= Your instructions =
Count the lines below that contain the string "chart", treating uppercase and lowercase as different. Reply with the number alone.

#### Raw records ####

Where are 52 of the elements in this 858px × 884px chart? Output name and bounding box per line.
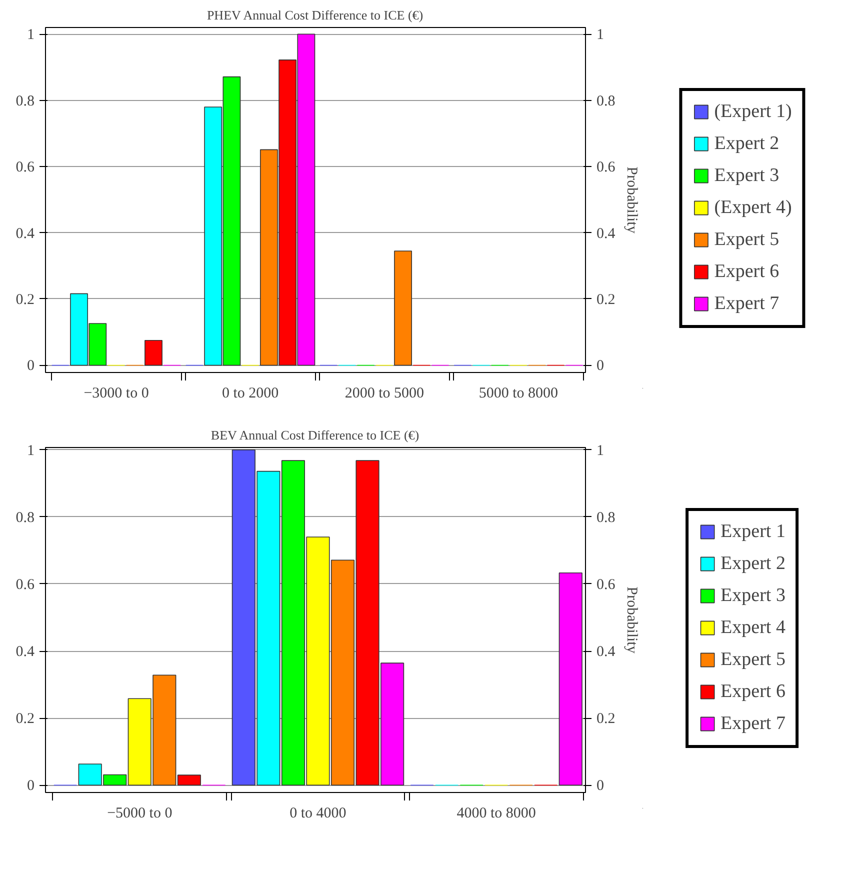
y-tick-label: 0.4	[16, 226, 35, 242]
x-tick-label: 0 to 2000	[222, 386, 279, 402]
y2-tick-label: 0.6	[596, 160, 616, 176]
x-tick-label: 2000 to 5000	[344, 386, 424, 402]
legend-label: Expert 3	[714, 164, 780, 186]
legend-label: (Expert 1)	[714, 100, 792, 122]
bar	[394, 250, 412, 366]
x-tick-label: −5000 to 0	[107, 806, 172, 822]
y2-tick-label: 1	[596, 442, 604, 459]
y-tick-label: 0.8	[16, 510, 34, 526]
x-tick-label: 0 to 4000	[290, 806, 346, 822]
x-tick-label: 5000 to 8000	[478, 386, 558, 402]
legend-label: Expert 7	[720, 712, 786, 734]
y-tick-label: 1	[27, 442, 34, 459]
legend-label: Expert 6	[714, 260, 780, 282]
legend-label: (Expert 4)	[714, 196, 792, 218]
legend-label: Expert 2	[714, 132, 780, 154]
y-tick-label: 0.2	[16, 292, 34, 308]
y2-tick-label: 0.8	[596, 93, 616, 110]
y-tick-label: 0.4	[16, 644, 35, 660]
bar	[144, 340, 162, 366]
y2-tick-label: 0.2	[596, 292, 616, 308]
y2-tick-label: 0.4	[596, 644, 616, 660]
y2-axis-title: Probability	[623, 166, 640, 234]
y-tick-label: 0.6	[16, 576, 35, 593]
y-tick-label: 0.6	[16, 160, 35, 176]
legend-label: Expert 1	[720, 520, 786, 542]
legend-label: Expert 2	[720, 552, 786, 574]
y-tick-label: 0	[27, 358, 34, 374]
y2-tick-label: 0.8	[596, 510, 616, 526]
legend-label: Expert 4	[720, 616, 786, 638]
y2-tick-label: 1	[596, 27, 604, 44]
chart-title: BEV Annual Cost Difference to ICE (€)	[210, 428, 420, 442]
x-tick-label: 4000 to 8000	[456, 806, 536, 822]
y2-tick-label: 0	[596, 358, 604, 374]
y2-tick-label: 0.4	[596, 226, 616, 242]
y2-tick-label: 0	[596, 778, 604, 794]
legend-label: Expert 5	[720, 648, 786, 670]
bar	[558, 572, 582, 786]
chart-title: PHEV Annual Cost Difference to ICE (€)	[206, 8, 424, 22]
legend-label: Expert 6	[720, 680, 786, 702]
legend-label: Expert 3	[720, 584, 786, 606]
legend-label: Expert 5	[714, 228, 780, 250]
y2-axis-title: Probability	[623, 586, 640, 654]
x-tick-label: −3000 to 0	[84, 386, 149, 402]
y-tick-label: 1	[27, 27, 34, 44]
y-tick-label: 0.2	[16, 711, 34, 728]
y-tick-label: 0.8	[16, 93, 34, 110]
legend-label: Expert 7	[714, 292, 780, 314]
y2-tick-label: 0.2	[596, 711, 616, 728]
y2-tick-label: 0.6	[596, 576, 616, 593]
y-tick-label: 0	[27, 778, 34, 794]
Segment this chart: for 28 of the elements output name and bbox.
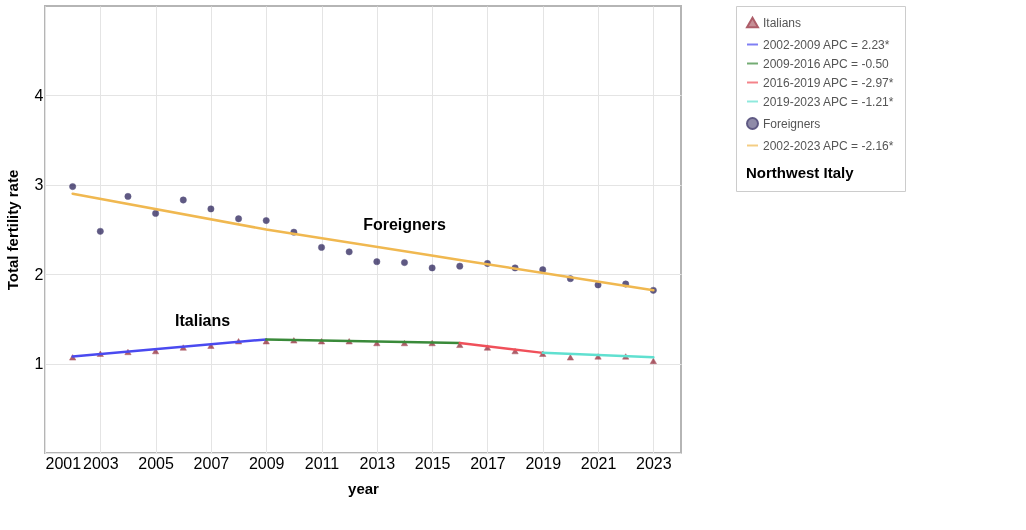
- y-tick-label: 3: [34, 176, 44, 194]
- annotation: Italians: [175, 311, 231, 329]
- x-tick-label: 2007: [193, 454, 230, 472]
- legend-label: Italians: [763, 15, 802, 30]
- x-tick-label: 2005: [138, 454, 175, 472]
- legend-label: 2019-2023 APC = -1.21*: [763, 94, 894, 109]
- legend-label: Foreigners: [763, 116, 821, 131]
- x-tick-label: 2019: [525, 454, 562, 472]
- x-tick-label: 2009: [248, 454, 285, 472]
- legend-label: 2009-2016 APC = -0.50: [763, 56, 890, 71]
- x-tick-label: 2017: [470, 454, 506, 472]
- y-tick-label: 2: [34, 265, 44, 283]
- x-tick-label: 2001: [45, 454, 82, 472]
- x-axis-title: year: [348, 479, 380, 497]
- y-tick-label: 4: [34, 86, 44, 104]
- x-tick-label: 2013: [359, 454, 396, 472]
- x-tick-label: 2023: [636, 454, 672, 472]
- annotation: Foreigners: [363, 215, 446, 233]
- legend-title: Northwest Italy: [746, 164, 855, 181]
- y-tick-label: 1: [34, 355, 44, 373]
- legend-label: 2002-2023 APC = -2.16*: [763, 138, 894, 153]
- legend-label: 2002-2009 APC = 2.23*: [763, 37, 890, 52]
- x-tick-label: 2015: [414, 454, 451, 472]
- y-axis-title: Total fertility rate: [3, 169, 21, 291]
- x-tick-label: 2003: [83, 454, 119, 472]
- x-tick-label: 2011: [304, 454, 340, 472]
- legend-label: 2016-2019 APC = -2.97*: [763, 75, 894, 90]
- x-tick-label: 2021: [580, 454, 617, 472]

####

= Task response =
4